Work required: Skip the pictures. Repeat everything else in the records word for word.

Records shown:
.....
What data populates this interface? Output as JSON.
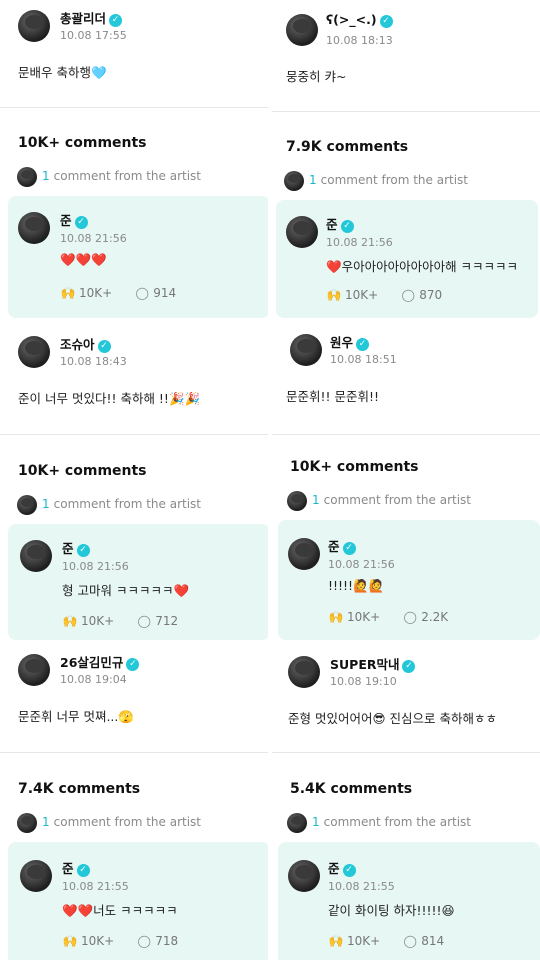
{
  "top_posts": [
    {
      "author": "총괄리더",
      "date": "10.08 17:55",
      "text": "문배우 축하행🩵"
    },
    {
      "author": "ʕ(>_<.)",
      "date": "10.08 18:13",
      "text": "뭉중히 캬~"
    }
  ],
  "from_artist_label": "comment from the artist",
  "threads": [
    {
      "count": "10K+ comments",
      "from_count": "1",
      "reply": {
        "author": "준",
        "date": "10.08 21:56",
        "text": "❤️❤️❤️",
        "likes": "10K+",
        "comments": "914"
      },
      "post": {
        "author": "조슈아",
        "date": "10.08 18:43",
        "text": "준이 너무 멋있다!! 축하해 !!🎉🎉"
      }
    },
    {
      "count": "7.9K comments",
      "from_count": "1",
      "reply": {
        "author": "준",
        "date": "10.08 21:56",
        "text": "❤️우아아아아아아아아해 ㅋㅋㅋㅋㅋ",
        "likes": "10K+",
        "comments": "870"
      },
      "post": {
        "author": "원우",
        "date": "10.08 18:51",
        "text": "문준휘!! 문준휘!!"
      }
    },
    {
      "count": "10K+ comments",
      "from_count": "1",
      "reply": {
        "author": "준",
        "date": "10.08 21:56",
        "text": "형 고마워 ㅋㅋㅋㅋㅋ❤️",
        "likes": "10K+",
        "comments": "712"
      },
      "post": {
        "author": "26살김민규",
        "date": "10.08 19:04",
        "text": "문준휘 너무 멋쪄...🫣"
      }
    },
    {
      "count": "10K+ comments",
      "from_count": "1",
      "reply": {
        "author": "준",
        "date": "10.08 21:56",
        "text": "!!!!!🙋🙋",
        "likes": "10K+",
        "comments": "2.2K"
      },
      "post": {
        "author": "SUPER막내",
        "date": "10.08 19:10",
        "text": "준형 멋있어어어😎 진심으로 축하해ㅎㅎ"
      }
    },
    {
      "count": "7.4K comments",
      "from_count": "1",
      "reply": {
        "author": "준",
        "date": "10.08 21:55",
        "text": "❤️❤️너도 ㅋㅋㅋㅋㅋ",
        "likes": "10K+",
        "comments": "718"
      },
      "post": null
    },
    {
      "count": "5.4K comments",
      "from_count": "1",
      "reply": {
        "author": "준",
        "date": "10.08 21:55",
        "text": "같이 화이팅 하자!!!!!😆",
        "likes": "10K+",
        "comments": "814"
      },
      "post": null
    }
  ],
  "icons": {
    "verified": "verified-check-icon",
    "like": "like-hands-icon",
    "comment": "comment-bubble-icon"
  },
  "colors": {
    "verified": "#22c7d8",
    "reply_bg": "#e6f7f4",
    "accent": "#18b8c9"
  }
}
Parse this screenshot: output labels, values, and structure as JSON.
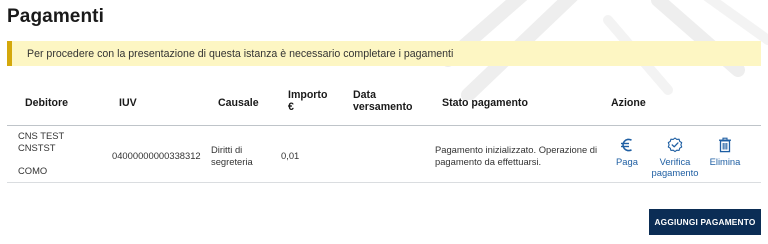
{
  "page": {
    "title": "Pagamenti"
  },
  "alert": {
    "message": "Per procedere con la presentazione di questa istanza è necessario completare i pagamenti"
  },
  "table": {
    "headers": {
      "debitore": "Debitore",
      "iuv": "IUV",
      "causale": "Causale",
      "importo_line1": "Importo",
      "importo_line2": "€",
      "data_line1": "Data",
      "data_line2": "versamento",
      "stato": "Stato pagamento",
      "azione": "Azione"
    },
    "rows": [
      {
        "debitore_line1": "CNS TEST",
        "debitore_line2": "CNSTST",
        "debitore_line3": "COMO",
        "iuv": "04000000000338312",
        "causale_line1": "Diritti di",
        "causale_line2": "segreteria",
        "importo": "0,01",
        "data_versamento": "",
        "stato_line1": "Pagamento inizializzato. Operazione di",
        "stato_line2": "pagamento da effettuarsi.",
        "actions": {
          "paga": {
            "label": "Paga",
            "icon": "euro-icon"
          },
          "verifica": {
            "label_line1": "Verifica",
            "label_line2": "pagamento",
            "icon": "check-badge-icon"
          },
          "elimina": {
            "label": "Elimina",
            "icon": "trash-icon"
          }
        }
      }
    ]
  },
  "buttons": {
    "add_payment": "AGGIUNGI PAGAMENTO"
  },
  "colors": {
    "alert_bg": "#fdf6c3",
    "alert_border": "#d4a80c",
    "link": "#1f5fa3",
    "primary_button": "#0b2d55"
  }
}
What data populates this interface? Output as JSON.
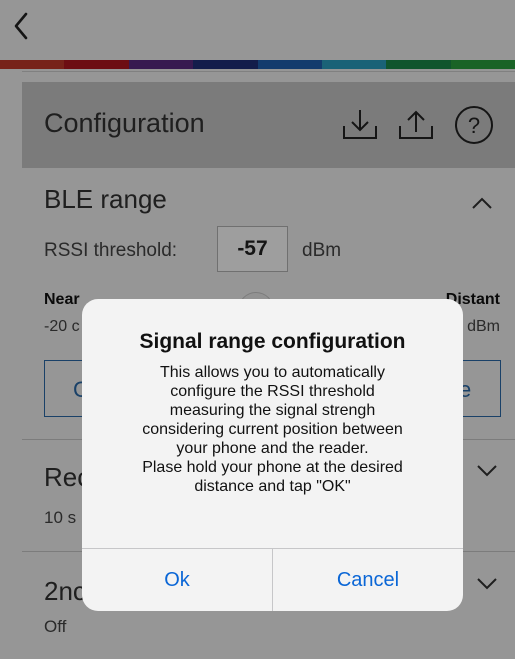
{
  "colors": {
    "stripe": [
      "#c0392b",
      "#b01820",
      "#5a2a82",
      "#1f2f7a",
      "#1f5fb0",
      "#2a9fc0",
      "#1a8a4a",
      "#2aa040"
    ],
    "accent": "#2a6aa8",
    "dialog_button": "#0a66d6"
  },
  "nav": {
    "back_icon": "chevron-left-icon"
  },
  "header": {
    "title": "Configuration",
    "icons": [
      "download-icon",
      "upload-icon",
      "help-icon"
    ]
  },
  "ble_range": {
    "title": "BLE range",
    "rssi_label": "RSSI threshold:",
    "rssi_value": "-57",
    "rssi_unit": "dBm",
    "near_label": "Near",
    "near_value_partial": "-20 c",
    "distant_label": "Distant",
    "distant_value_partial": "dBm",
    "btn_left_partial": "C",
    "btn_right_partial": "e"
  },
  "rows": [
    {
      "title_partial": "Rec",
      "sub_partial": "10 s"
    },
    {
      "title_partial": "2nc",
      "sub": "Off"
    }
  ],
  "dialog": {
    "title": "Signal range configuration",
    "message_lines": [
      "This allows you to automatically",
      "configure the RSSI threshold",
      "measuring the signal strengh",
      "considering current position between",
      "your phone and the reader.",
      "Plase hold your phone at the desired",
      "distance and tap \"OK\""
    ],
    "ok": "Ok",
    "cancel": "Cancel"
  }
}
.....
Answer to this task:
What data populates this interface? Output as JSON.
{
  "top_posts": [
    {
      "author": "총괄리더",
      "date": "10.08 17:55",
      "text": "문배우 축하행🩵"
    },
    {
      "author": "ʕ(>_<.)",
      "date": "10.08 18:13",
      "text": "뭉중히 캬~"
    }
  ],
  "from_artist_label": "comment from the artist",
  "threads": [
    {
      "count": "10K+ comments",
      "from_count": "1",
      "reply": {
        "author": "준",
        "date": "10.08 21:56",
        "text": "❤️❤️❤️",
        "likes": "10K+",
        "comments": "914"
      },
      "post": {
        "author": "조슈아",
        "date": "10.08 18:43",
        "text": "준이 너무 멋있다!! 축하해 !!🎉🎉"
      }
    },
    {
      "count": "7.9K comments",
      "from_count": "1",
      "reply": {
        "author": "준",
        "date": "10.08 21:56",
        "text": "❤️우아아아아아아아아해 ㅋㅋㅋㅋㅋ",
        "likes": "10K+",
        "comments": "870"
      },
      "post": {
        "author": "원우",
        "date": "10.08 18:51",
        "text": "문준휘!! 문준휘!!"
      }
    },
    {
      "count": "10K+ comments",
      "from_count": "1",
      "reply": {
        "author": "준",
        "date": "10.08 21:56",
        "text": "형 고마워 ㅋㅋㅋㅋㅋ❤️",
        "likes": "10K+",
        "comments": "712"
      },
      "post": {
        "author": "26살김민규",
        "date": "10.08 19:04",
        "text": "문준휘 너무 멋쪄...🫣"
      }
    },
    {
      "count": "10K+ comments",
      "from_count": "1",
      "reply": {
        "author": "준",
        "date": "10.08 21:56",
        "text": "!!!!!🙋🙋",
        "likes": "10K+",
        "comments": "2.2K"
      },
      "post": {
        "author": "SUPER막내",
        "date": "10.08 19:10",
        "text": "준형 멋있어어어😎 진심으로 축하해ㅎㅎ"
      }
    },
    {
      "count": "7.4K comments",
      "from_count": "1",
      "reply": {
        "author": "준",
        "date": "10.08 21:55",
        "text": "❤️❤️너도 ㅋㅋㅋㅋㅋ",
        "likes": "10K+",
        "comments": "718"
      },
      "post": null
    },
    {
      "count": "5.4K comments",
      "from_count": "1",
      "reply": {
        "author": "준",
        "date": "10.08 21:55",
        "text": "같이 화이팅 하자!!!!!😆",
        "likes": "10K+",
        "comments": "814"
      },
      "post": null
    }
  ],
  "icons": {
    "verified": "verified-check-icon",
    "like": "like-hands-icon",
    "comment": "comment-bubble-icon"
  },
  "colors": {
    "verified": "#22c7d8",
    "reply_bg": "#e6f7f4",
    "accent": "#18b8c9"
  }
}
Parse this screenshot: output labels, values, and structure as JSON.
{
  "page": {
    "title": "Pagamenti"
  },
  "alert": {
    "message": "Per procedere con la presentazione di questa istanza è necessario completare i pagamenti"
  },
  "table": {
    "headers": {
      "debitore": "Debitore",
      "iuv": "IUV",
      "causale": "Causale",
      "importo_line1": "Importo",
      "importo_line2": "€",
      "data_line1": "Data",
      "data_line2": "versamento",
      "stato": "Stato pagamento",
      "azione": "Azione"
    },
    "rows": [
      {
        "debitore_line1": "CNS TEST",
        "debitore_line2": "CNSTST",
        "debitore_line3": "COMO",
        "iuv": "04000000000338312",
        "causale_line1": "Diritti di",
        "causale_line2": "segreteria",
        "importo": "0,01",
        "data_versamento": "",
        "stato_line1": "Pagamento inizializzato. Operazione di",
        "stato_line2": "pagamento da effettuarsi.",
        "actions": {
          "paga": {
            "label": "Paga",
            "icon": "euro-icon"
          },
          "verifica": {
            "label_line1": "Verifica",
            "label_line2": "pagamento",
            "icon": "check-badge-icon"
          },
          "elimina": {
            "label": "Elimina",
            "icon": "trash-icon"
          }
        }
      }
    ]
  },
  "buttons": {
    "add_payment": "AGGIUNGI PAGAMENTO"
  },
  "colors": {
    "alert_bg": "#fdf6c3",
    "alert_border": "#d4a80c",
    "link": "#1f5fa3",
    "primary_button": "#0b2d55"
  }
}
What data populates this interface? Output as JSON.
{
  "colors": {
    "stripe": [
      "#c0392b",
      "#b01820",
      "#5a2a82",
      "#1f2f7a",
      "#1f5fb0",
      "#2a9fc0",
      "#1a8a4a",
      "#2aa040"
    ],
    "accent": "#2a6aa8",
    "dialog_button": "#0a66d6"
  },
  "nav": {
    "back_icon": "chevron-left-icon"
  },
  "header": {
    "title": "Configuration",
    "icons": [
      "download-icon",
      "upload-icon",
      "help-icon"
    ]
  },
  "ble_range": {
    "title": "BLE range",
    "rssi_label": "RSSI threshold:",
    "rssi_value": "-57",
    "rssi_unit": "dBm",
    "near_label": "Near",
    "near_value_partial": "-20 c",
    "distant_label": "Distant",
    "distant_value_partial": "dBm",
    "btn_left_partial": "C",
    "btn_right_partial": "e"
  },
  "rows": [
    {
      "title_partial": "Rec",
      "sub_partial": "10 s"
    },
    {
      "title_partial": "2nc",
      "sub": "Off"
    }
  ],
  "dialog": {
    "title": "Signal range configuration",
    "message_lines": [
      "This allows you to automatically",
      "configure the RSSI threshold",
      "measuring the signal strengh",
      "considering current position between",
      "your phone and the reader.",
      "Plase hold your phone at the desired",
      "distance and tap \"OK\""
    ],
    "ok": "Ok",
    "cancel": "Cancel"
  }
}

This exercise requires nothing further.